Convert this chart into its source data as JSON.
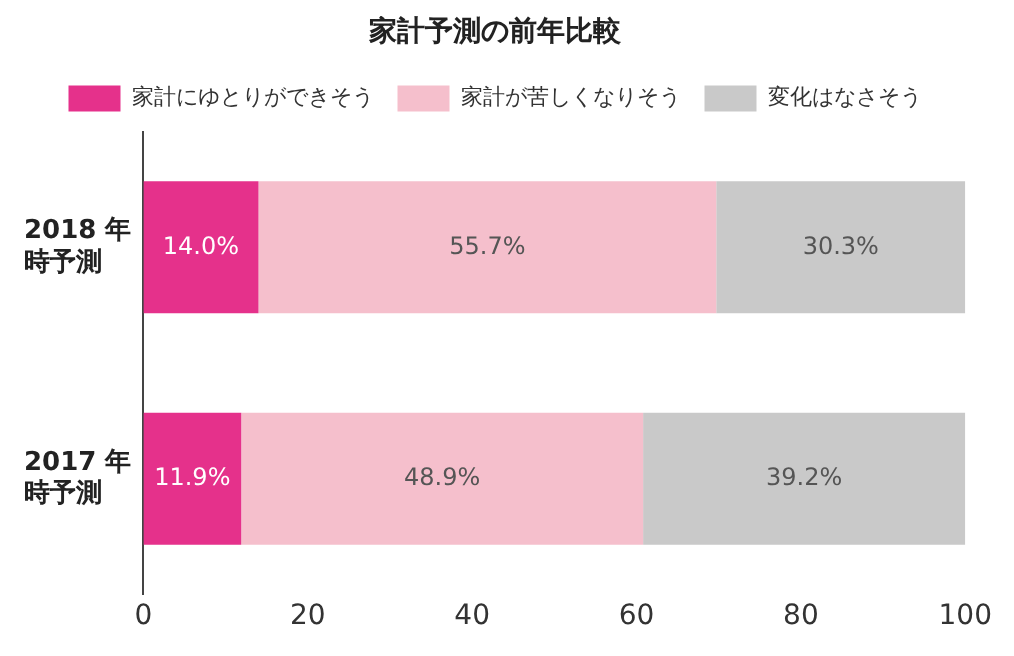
{
  "chart_data": {
    "type": "bar",
    "orientation": "horizontal",
    "stacked": true,
    "title": "家計予測の前年比較",
    "categories": [
      "2018 年時予測",
      "2017 年時予測"
    ],
    "series": [
      {
        "name": "家計にゆとりができそう",
        "color": "#e5318b",
        "values": [
          14.0,
          11.9
        ],
        "value_labels": [
          "14.0%",
          "11.9%"
        ]
      },
      {
        "name": "家計が苦しくなりそう",
        "color": "#f5bfcc",
        "values": [
          55.7,
          48.9
        ],
        "value_labels": [
          "55.7%",
          "48.9%"
        ]
      },
      {
        "name": "変化はなさそう",
        "color": "#c9c9c9",
        "values": [
          30.3,
          39.2
        ],
        "value_labels": [
          "30.3%",
          "39.2%"
        ]
      }
    ],
    "xlim": [
      0,
      100
    ],
    "xticks": [
      0,
      20,
      40,
      60,
      80,
      100
    ],
    "grid": false,
    "legend": "top"
  }
}
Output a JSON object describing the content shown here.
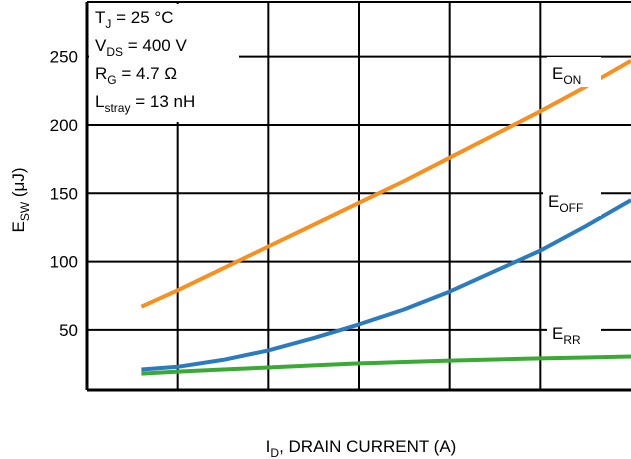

** Instructions for the task **
Except for the pictures, print the data above exactly.

** Full answer **
Convert this chart into its source data as JSON.
{
  "chart_data": {
    "type": "bar",
    "orientation": "horizontal",
    "stacked": true,
    "title": "家計予測の前年比較",
    "categories": [
      "2018 年時予測",
      "2017 年時予測"
    ],
    "series": [
      {
        "name": "家計にゆとりができそう",
        "color": "#e5318b",
        "values": [
          14.0,
          11.9
        ],
        "value_labels": [
          "14.0%",
          "11.9%"
        ]
      },
      {
        "name": "家計が苦しくなりそう",
        "color": "#f5bfcc",
        "values": [
          55.7,
          48.9
        ],
        "value_labels": [
          "55.7%",
          "48.9%"
        ]
      },
      {
        "name": "変化はなさそう",
        "color": "#c9c9c9",
        "values": [
          30.3,
          39.2
        ],
        "value_labels": [
          "30.3%",
          "39.2%"
        ]
      }
    ],
    "xlim": [
      0,
      100
    ],
    "xticks": [
      0,
      20,
      40,
      60,
      80,
      100
    ],
    "grid": false,
    "legend": "top"
  }
}
Output a JSON object describing the content shown here.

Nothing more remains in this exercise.